* Problem
Print the listing that follows, character for character.

* Records for this task
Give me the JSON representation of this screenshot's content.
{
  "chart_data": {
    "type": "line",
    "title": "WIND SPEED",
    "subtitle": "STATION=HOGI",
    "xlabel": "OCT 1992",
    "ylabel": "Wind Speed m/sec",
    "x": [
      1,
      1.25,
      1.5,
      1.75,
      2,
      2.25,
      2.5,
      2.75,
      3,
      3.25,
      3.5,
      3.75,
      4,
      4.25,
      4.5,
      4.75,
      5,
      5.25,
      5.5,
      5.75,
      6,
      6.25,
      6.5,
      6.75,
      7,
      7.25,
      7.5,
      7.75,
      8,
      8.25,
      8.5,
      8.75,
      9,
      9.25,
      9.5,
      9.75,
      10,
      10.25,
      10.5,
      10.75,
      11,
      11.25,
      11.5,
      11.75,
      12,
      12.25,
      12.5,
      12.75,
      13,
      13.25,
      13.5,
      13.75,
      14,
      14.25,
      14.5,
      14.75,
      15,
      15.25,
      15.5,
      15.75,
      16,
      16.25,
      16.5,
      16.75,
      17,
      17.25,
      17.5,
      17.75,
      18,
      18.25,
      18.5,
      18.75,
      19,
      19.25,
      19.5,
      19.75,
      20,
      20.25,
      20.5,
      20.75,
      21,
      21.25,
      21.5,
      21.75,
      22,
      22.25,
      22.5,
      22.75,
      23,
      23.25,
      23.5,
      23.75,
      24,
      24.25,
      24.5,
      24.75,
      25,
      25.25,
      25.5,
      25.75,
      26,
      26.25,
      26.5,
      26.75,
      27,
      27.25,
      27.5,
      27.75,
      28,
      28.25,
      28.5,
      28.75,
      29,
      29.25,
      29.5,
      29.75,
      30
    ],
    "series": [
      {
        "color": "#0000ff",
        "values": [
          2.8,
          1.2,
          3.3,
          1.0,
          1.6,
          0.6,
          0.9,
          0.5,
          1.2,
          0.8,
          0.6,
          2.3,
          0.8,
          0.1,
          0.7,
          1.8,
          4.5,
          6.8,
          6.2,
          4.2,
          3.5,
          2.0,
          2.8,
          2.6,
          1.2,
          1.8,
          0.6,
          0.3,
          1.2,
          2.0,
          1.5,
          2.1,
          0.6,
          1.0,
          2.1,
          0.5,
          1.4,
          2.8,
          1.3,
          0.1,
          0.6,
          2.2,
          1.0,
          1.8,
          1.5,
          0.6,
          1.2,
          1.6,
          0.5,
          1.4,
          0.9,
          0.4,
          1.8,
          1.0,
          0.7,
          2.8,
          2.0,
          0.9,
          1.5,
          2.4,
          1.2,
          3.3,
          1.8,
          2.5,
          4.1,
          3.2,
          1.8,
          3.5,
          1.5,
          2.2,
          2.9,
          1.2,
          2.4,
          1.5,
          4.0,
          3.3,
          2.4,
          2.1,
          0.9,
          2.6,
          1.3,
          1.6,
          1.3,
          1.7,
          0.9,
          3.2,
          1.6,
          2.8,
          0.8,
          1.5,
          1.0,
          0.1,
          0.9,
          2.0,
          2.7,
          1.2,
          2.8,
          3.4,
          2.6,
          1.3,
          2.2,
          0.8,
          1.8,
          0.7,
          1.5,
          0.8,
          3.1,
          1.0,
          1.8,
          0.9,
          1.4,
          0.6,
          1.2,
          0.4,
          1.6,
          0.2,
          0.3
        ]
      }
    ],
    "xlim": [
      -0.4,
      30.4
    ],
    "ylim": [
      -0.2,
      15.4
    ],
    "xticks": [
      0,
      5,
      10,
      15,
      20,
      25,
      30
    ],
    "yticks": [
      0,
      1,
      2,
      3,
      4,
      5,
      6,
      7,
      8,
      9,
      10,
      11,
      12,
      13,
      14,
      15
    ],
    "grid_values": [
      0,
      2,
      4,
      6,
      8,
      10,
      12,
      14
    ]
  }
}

* Output
Give me the JSON representation of this screenshot's content.
{
  "chart_data": {
    "type": "line",
    "title": "WIND SPEED",
    "subtitle": "STATION=HOGI",
    "xlabel": "OCT 1992",
    "ylabel": "Wind Speed m/sec",
    "x": [
      1,
      1.25,
      1.5,
      1.75,
      2,
      2.25,
      2.5,
      2.75,
      3,
      3.25,
      3.5,
      3.75,
      4,
      4.25,
      4.5,
      4.75,
      5,
      5.25,
      5.5,
      5.75,
      6,
      6.25,
      6.5,
      6.75,
      7,
      7.25,
      7.5,
      7.75,
      8,
      8.25,
      8.5,
      8.75,
      9,
      9.25,
      9.5,
      9.75,
      10,
      10.25,
      10.5,
      10.75,
      11,
      11.25,
      11.5,
      11.75,
      12,
      12.25,
      12.5,
      12.75,
      13,
      13.25,
      13.5,
      13.75,
      14,
      14.25,
      14.5,
      14.75,
      15,
      15.25,
      15.5,
      15.75,
      16,
      16.25,
      16.5,
      16.75,
      17,
      17.25,
      17.5,
      17.75,
      18,
      18.25,
      18.5,
      18.75,
      19,
      19.25,
      19.5,
      19.75,
      20,
      20.25,
      20.5,
      20.75,
      21,
      21.25,
      21.5,
      21.75,
      22,
      22.25,
      22.5,
      22.75,
      23,
      23.25,
      23.5,
      23.75,
      24,
      24.25,
      24.5,
      24.75,
      25,
      25.25,
      25.5,
      25.75,
      26,
      26.25,
      26.5,
      26.75,
      27,
      27.25,
      27.5,
      27.75,
      28,
      28.25,
      28.5,
      28.75,
      29,
      29.25,
      29.5,
      29.75,
      30
    ],
    "series": [
      {
        "color": "#0000ff",
        "values": [
          2.8,
          1.2,
          3.3,
          1.0,
          1.6,
          0.6,
          0.9,
          0.5,
          1.2,
          0.8,
          0.6,
          2.3,
          0.8,
          0.1,
          0.7,
          1.8,
          4.5,
          6.8,
          6.2,
          4.2,
          3.5,
          2.0,
          2.8,
          2.6,
          1.2,
          1.8,
          0.6,
          0.3,
          1.2,
          2.0,
          1.5,
          2.1,
          0.6,
          1.0,
          2.1,
          0.5,
          1.4,
          2.8,
          1.3,
          0.1,
          0.6,
          2.2,
          1.0,
          1.8,
          1.5,
          0.6,
          1.2,
          1.6,
          0.5,
          1.4,
          0.9,
          0.4,
          1.8,
          1.0,
          0.7,
          2.8,
          2.0,
          0.9,
          1.5,
          2.4,
          1.2,
          3.3,
          1.8,
          2.5,
          4.1,
          3.2,
          1.8,
          3.5,
          1.5,
          2.2,
          2.9,
          1.2,
          2.4,
          1.5,
          4.0,
          3.3,
          2.4,
          2.1,
          0.9,
          2.6,
          1.3,
          1.6,
          1.3,
          1.7,
          0.9,
          3.2,
          1.6,
          2.8,
          0.8,
          1.5,
          1.0,
          0.1,
          0.9,
          2.0,
          2.7,
          1.2,
          2.8,
          3.4,
          2.6,
          1.3,
          2.2,
          0.8,
          1.8,
          0.7,
          1.5,
          0.8,
          3.1,
          1.0,
          1.8,
          0.9,
          1.4,
          0.6,
          1.2,
          0.4,
          1.6,
          0.2,
          0.3
        ]
      }
    ],
    "xlim": [
      -0.4,
      30.4
    ],
    "ylim": [
      -0.2,
      15.4
    ],
    "xticks": [
      0,
      5,
      10,
      15,
      20,
      25,
      30
    ],
    "yticks": [
      0,
      1,
      2,
      3,
      4,
      5,
      6,
      7,
      8,
      9,
      10,
      11,
      12,
      13,
      14,
      15
    ],
    "grid_values": [
      0,
      2,
      4,
      6,
      8,
      10,
      12,
      14
    ]
  }
}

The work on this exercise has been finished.